╭─ Material provided

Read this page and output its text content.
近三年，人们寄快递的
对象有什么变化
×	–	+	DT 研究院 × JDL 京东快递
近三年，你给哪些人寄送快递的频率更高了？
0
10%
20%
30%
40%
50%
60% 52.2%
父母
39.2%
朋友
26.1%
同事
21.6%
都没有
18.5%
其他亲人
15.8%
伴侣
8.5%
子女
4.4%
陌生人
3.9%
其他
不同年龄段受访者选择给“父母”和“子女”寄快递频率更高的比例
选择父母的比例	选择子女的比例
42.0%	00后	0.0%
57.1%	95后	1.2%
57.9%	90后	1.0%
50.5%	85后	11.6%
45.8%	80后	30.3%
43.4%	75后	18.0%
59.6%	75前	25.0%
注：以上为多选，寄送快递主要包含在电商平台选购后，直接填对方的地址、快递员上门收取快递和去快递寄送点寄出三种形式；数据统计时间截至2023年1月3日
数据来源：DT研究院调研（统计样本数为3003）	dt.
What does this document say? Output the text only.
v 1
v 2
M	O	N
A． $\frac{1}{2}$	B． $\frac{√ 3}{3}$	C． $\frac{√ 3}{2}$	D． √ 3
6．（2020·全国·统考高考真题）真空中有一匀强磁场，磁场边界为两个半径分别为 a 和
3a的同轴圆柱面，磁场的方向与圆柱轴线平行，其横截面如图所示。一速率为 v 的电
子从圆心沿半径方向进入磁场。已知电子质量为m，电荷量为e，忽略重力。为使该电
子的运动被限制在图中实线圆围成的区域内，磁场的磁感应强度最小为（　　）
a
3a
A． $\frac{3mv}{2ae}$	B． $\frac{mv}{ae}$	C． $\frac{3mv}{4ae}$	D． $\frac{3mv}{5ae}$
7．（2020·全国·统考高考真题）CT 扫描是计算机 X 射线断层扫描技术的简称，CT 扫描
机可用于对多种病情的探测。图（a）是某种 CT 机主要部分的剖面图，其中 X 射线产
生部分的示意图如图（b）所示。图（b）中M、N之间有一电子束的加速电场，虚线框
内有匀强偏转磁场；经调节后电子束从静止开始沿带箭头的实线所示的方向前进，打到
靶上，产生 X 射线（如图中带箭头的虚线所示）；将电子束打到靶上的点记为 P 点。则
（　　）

╰─

• [Directions]:
Copy each entry exactly, with nothing added or dropped.

• [Answer to the problem]:
Read this page and output its text content.
近三年，人们寄快递的
对象有什么变化
×	–	+	DT 研究院 × JDL 京东快递
近三年，你给哪些人寄送快递的频率更高了？
0
10%
20%
30%
40%
50%
60% 52.2%
父母
39.2%
朋友
26.1%
同事
21.6%
都没有
18.5%
其他亲人
15.8%
伴侣
8.5%
子女
4.4%
陌生人
3.9%
其他
不同年龄段受访者选择给“父母”和“子女”寄快递频率更高的比例
选择父母的比例	选择子女的比例
42.0%	00后	0.0%
57.1%	95后	1.2%
57.9%	90后	1.0%
50.5%	85后	11.6%
45.8%	80后	30.3%
43.4%	75后	18.0%
59.6%	75前	25.0%
注：以上为多选，寄送快递主要包含在电商平台选购后，直接填对方的地址、快递员上门收取快递和去快递寄送点寄出三种形式；数据统计时间截至2023年1月3日
数据来源：DT研究院调研（统计样本数为3003）	dt.
What does this document say? Output the text only.
v 1
v 2
M	O	N
A． $\frac{1}{2}$	B． $\frac{√ 3}{3}$	C． $\frac{√ 3}{2}$	D． √ 3
6．（2020·全国·统考高考真题）真空中有一匀强磁场，磁场边界为两个半径分别为 a 和
3a的同轴圆柱面，磁场的方向与圆柱轴线平行，其横截面如图所示。一速率为 v 的电
子从圆心沿半径方向进入磁场。已知电子质量为m，电荷量为e，忽略重力。为使该电
子的运动被限制在图中实线圆围成的区域内，磁场的磁感应强度最小为（　　）
a
3a
A． $\frac{3mv}{2ae}$	B． $\frac{mv}{ae}$	C． $\frac{3mv}{4ae}$	D． $\frac{3mv}{5ae}$
7．（2020·全国·统考高考真题）CT 扫描是计算机 X 射线断层扫描技术的简称，CT 扫描
机可用于对多种病情的探测。图（a）是某种 CT 机主要部分的剖面图，其中 X 射线产
生部分的示意图如图（b）所示。图（b）中M、N之间有一电子束的加速电场，虚线框
内有匀强偏转磁场；经调节后电子束从静止开始沿带箭头的实线所示的方向前进，打到
靶上，产生 X 射线（如图中带箭头的虚线所示）；将电子束打到靶上的点记为 P 点。则
（　　）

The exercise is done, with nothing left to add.